— begin —

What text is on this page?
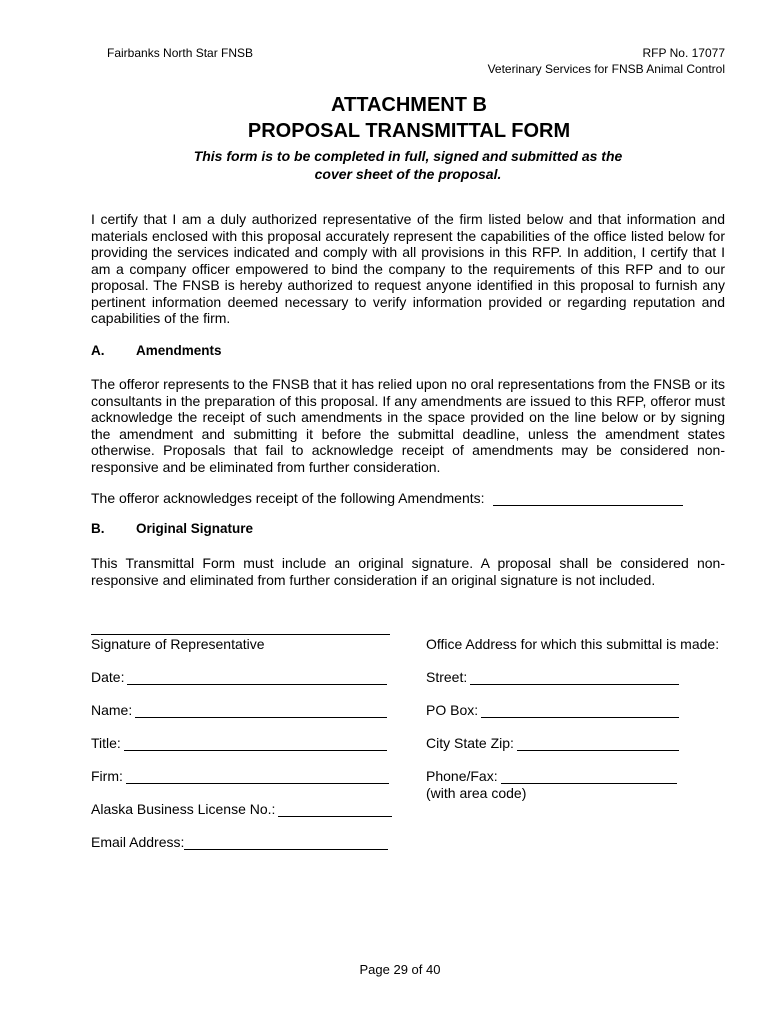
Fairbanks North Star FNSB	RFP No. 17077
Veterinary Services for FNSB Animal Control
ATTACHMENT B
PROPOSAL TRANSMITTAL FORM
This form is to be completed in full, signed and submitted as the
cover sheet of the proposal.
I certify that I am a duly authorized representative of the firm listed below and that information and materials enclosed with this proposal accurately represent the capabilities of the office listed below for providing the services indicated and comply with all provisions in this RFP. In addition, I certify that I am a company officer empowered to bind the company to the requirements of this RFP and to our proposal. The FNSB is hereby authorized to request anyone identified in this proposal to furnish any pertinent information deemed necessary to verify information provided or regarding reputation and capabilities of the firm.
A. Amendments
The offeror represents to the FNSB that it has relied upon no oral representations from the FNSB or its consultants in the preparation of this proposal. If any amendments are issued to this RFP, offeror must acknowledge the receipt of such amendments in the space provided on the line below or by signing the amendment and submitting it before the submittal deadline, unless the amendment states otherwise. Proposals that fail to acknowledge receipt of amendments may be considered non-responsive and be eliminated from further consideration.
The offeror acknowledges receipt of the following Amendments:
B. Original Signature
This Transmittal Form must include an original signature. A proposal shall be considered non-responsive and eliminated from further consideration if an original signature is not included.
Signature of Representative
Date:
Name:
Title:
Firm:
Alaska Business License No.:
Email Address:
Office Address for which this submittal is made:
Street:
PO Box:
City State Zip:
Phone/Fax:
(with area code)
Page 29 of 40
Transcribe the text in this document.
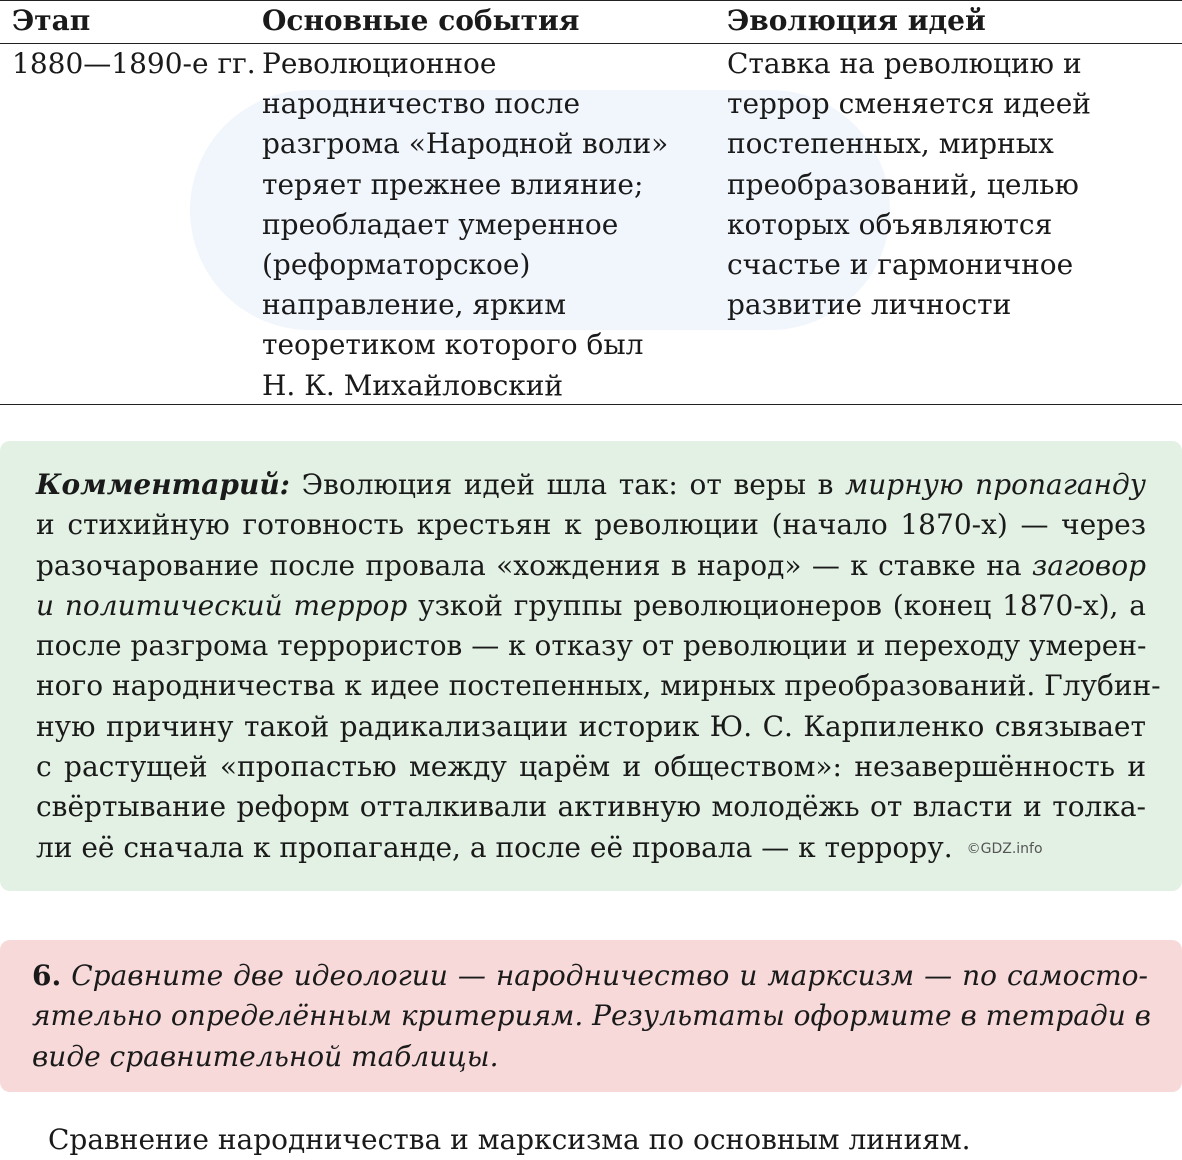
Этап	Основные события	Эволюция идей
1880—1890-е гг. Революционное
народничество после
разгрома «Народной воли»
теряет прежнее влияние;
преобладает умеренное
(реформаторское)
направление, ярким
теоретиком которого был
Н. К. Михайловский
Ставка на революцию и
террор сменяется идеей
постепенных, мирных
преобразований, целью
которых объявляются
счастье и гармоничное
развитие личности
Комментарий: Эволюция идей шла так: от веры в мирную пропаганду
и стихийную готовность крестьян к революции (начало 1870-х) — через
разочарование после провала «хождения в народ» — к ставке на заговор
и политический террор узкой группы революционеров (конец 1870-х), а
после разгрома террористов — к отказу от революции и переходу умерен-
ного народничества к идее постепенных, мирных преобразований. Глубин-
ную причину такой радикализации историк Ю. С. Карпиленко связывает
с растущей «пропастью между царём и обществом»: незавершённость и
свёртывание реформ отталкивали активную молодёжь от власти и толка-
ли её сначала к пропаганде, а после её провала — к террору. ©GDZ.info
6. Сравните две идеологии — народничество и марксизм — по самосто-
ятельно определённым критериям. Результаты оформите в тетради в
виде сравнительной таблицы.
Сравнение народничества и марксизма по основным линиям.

— end —

Leave out the pictures and copy the rest of the material above exactly.

> PROBLEM SOLUTION:
What text is on this page?
Fairbanks North Star FNSB	RFP No. 17077
Veterinary Services for FNSB Animal Control
ATTACHMENT B
PROPOSAL TRANSMITTAL FORM
This form is to be completed in full, signed and submitted as the
cover sheet of the proposal.
I certify that I am a duly authorized representative of the firm listed below and that information and materials enclosed with this proposal accurately represent the capabilities of the office listed below for providing the services indicated and comply with all provisions in this RFP. In addition, I certify that I am a company officer empowered to bind the company to the requirements of this RFP and to our proposal. The FNSB is hereby authorized to request anyone identified in this proposal to furnish any pertinent information deemed necessary to verify information provided or regarding reputation and capabilities of the firm.
A. Amendments
The offeror represents to the FNSB that it has relied upon no oral representations from the FNSB or its consultants in the preparation of this proposal. If any amendments are issued to this RFP, offeror must acknowledge the receipt of such amendments in the space provided on the line below or by signing the amendment and submitting it before the submittal deadline, unless the amendment states otherwise. Proposals that fail to acknowledge receipt of amendments may be considered non-responsive and be eliminated from further consideration.
The offeror acknowledges receipt of the following Amendments:
B. Original Signature
This Transmittal Form must include an original signature. A proposal shall be considered non-responsive and eliminated from further consideration if an original signature is not included.
Signature of Representative
Date:
Name:
Title:
Firm:
Alaska Business License No.:
Email Address:
Office Address for which this submittal is made:
Street:
PO Box:
City State Zip:
Phone/Fax:
(with area code)
Page 29 of 40
Transcribe the text in this document.
Этап	Основные события	Эволюция идей
1880—1890-е гг. Революционное
народничество после
разгрома «Народной воли»
теряет прежнее влияние;
преобладает умеренное
(реформаторское)
направление, ярким
теоретиком которого был
Н. К. Михайловский
Ставка на революцию и
террор сменяется идеей
постепенных, мирных
преобразований, целью
которых объявляются
счастье и гармоничное
развитие личности
Комментарий: Эволюция идей шла так: от веры в мирную пропаганду
и стихийную готовность крестьян к революции (начало 1870-х) — через
разочарование после провала «хождения в народ» — к ставке на заговор
и политический террор узкой группы революционеров (конец 1870-х), а
после разгрома террористов — к отказу от революции и переходу умерен-
ного народничества к идее постепенных, мирных преобразований. Глубин-
ную причину такой радикализации историк Ю. С. Карпиленко связывает
с растущей «пропастью между царём и обществом»: незавершённость и
свёртывание реформ отталкивали активную молодёжь от власти и толка-
ли её сначала к пропаганде, а после её провала — к террору. ©GDZ.info
6. Сравните две идеологии — народничество и марксизм — по самосто-
ятельно определённым критериям. Результаты оформите в тетради в
виде сравнительной таблицы.
Сравнение народничества и марксизма по основным линиям.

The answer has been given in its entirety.